Keep only those lines of the records that include the string "maladies".
>> start Input material
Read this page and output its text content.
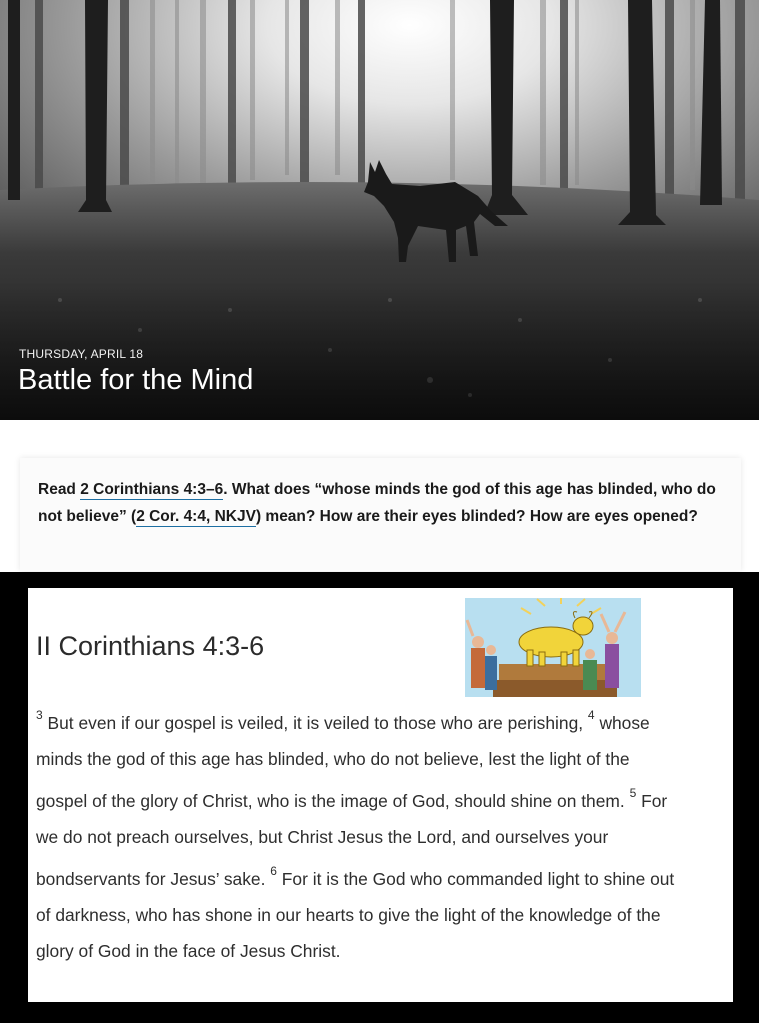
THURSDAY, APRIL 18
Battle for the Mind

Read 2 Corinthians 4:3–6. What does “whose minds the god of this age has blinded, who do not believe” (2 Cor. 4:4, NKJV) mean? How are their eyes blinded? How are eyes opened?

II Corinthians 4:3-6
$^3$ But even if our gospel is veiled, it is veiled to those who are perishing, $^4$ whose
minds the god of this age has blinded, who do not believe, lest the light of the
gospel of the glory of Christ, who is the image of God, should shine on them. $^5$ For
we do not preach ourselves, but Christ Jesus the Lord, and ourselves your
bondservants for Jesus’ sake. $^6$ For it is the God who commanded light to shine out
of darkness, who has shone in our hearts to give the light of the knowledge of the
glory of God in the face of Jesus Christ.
>> end Input material
>> start Input material
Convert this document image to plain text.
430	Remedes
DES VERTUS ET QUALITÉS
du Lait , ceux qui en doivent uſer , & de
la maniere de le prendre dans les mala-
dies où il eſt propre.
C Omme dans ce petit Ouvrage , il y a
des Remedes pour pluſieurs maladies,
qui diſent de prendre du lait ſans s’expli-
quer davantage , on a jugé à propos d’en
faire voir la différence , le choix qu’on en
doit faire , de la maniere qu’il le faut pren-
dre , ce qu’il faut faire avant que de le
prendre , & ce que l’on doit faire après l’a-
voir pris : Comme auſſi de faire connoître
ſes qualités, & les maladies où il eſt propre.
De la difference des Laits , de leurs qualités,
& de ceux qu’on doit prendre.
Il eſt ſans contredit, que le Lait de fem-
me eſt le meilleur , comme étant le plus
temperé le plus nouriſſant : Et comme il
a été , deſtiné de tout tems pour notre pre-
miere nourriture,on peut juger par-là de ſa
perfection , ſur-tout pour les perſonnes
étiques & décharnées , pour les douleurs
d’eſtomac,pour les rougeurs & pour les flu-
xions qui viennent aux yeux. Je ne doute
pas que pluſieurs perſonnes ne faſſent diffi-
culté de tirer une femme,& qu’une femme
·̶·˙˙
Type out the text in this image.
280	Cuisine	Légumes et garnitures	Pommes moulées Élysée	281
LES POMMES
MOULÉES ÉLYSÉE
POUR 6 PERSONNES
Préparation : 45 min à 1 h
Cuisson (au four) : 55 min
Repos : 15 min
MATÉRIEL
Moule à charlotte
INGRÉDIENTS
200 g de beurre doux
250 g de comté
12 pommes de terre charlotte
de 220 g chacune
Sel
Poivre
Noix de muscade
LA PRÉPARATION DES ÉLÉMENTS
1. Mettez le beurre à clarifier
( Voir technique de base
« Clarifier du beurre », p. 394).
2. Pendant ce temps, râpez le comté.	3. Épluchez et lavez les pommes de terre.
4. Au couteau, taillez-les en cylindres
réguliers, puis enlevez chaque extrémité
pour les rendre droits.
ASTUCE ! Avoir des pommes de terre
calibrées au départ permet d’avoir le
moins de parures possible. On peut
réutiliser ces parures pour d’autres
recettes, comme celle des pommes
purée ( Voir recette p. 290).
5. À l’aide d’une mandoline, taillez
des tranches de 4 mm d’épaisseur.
>> end Input material
>> start Input material
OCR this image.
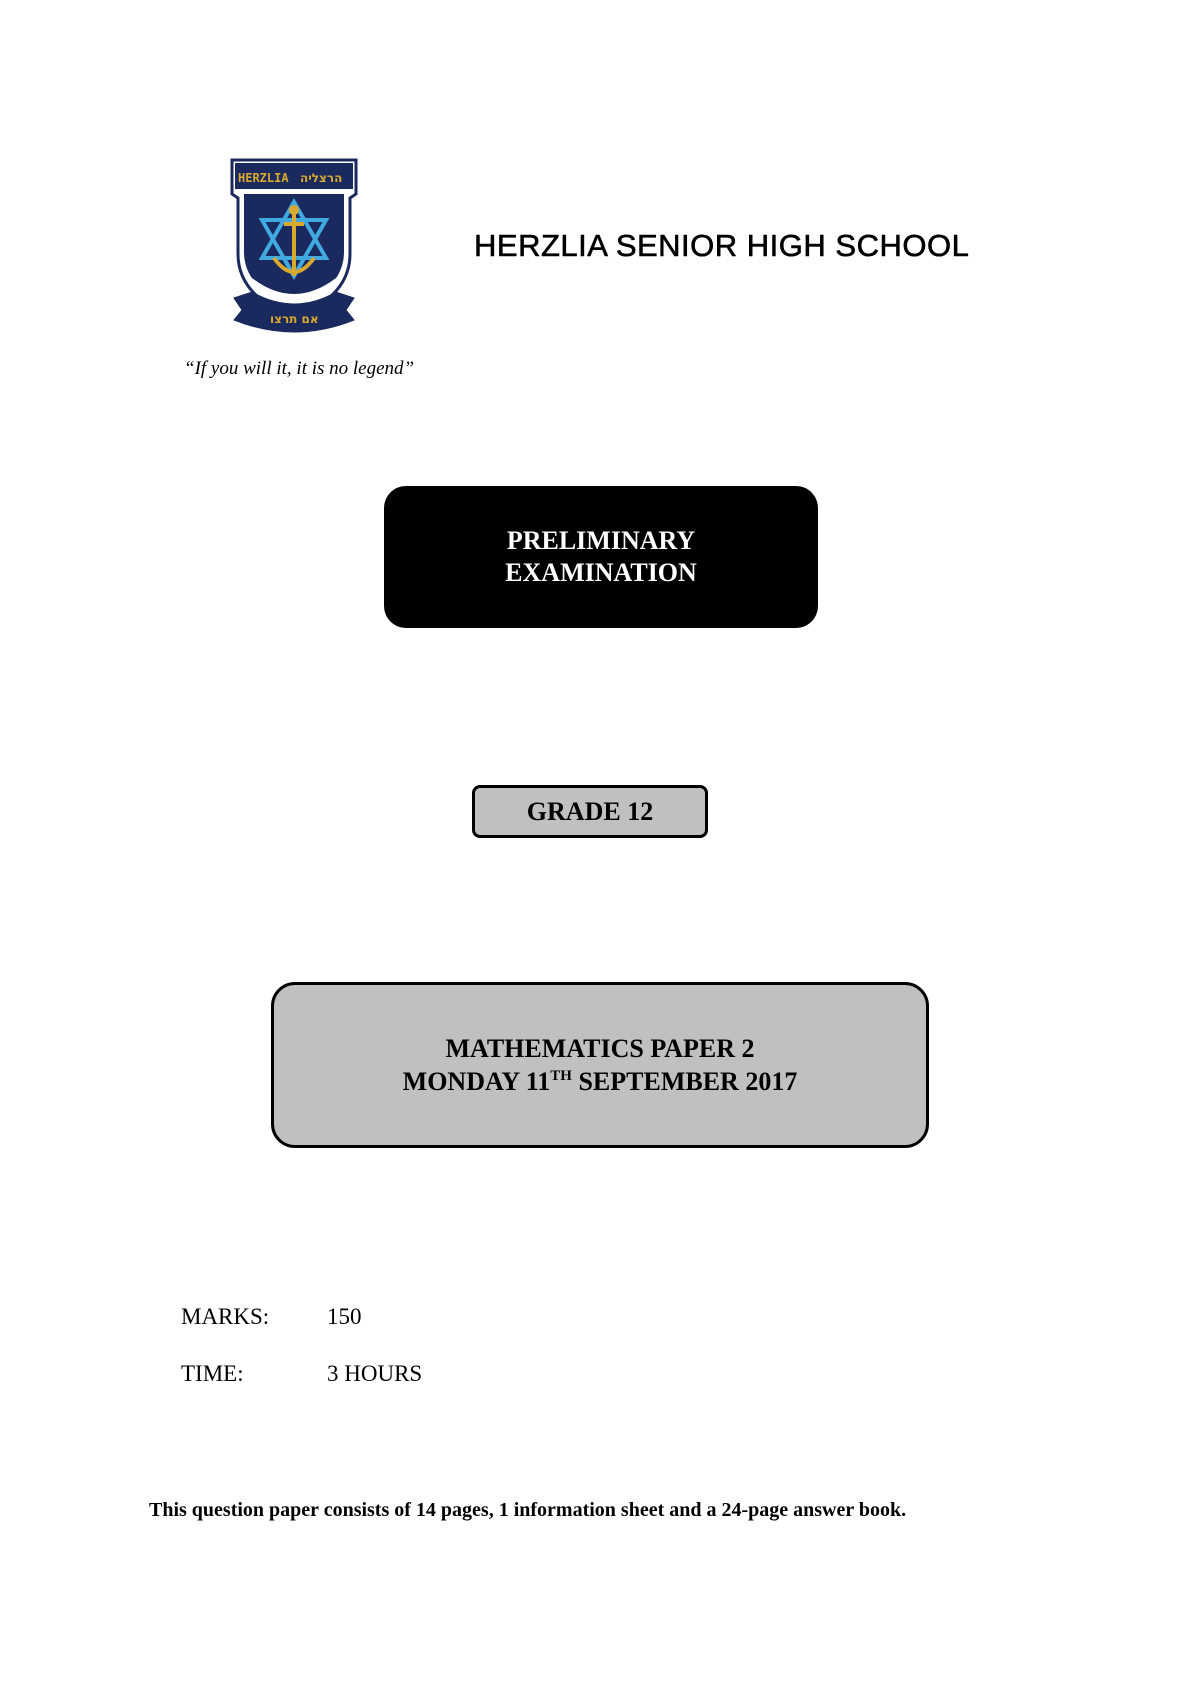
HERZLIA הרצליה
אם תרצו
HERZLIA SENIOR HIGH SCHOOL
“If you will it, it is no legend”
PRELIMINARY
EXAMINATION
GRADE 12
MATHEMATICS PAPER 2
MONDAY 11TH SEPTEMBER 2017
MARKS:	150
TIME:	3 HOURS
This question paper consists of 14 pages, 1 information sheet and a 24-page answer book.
>> end Input material
Complete response
des Remedes pour pluſieurs maladies,
ſes qualités, & les maladies où il eſt propre.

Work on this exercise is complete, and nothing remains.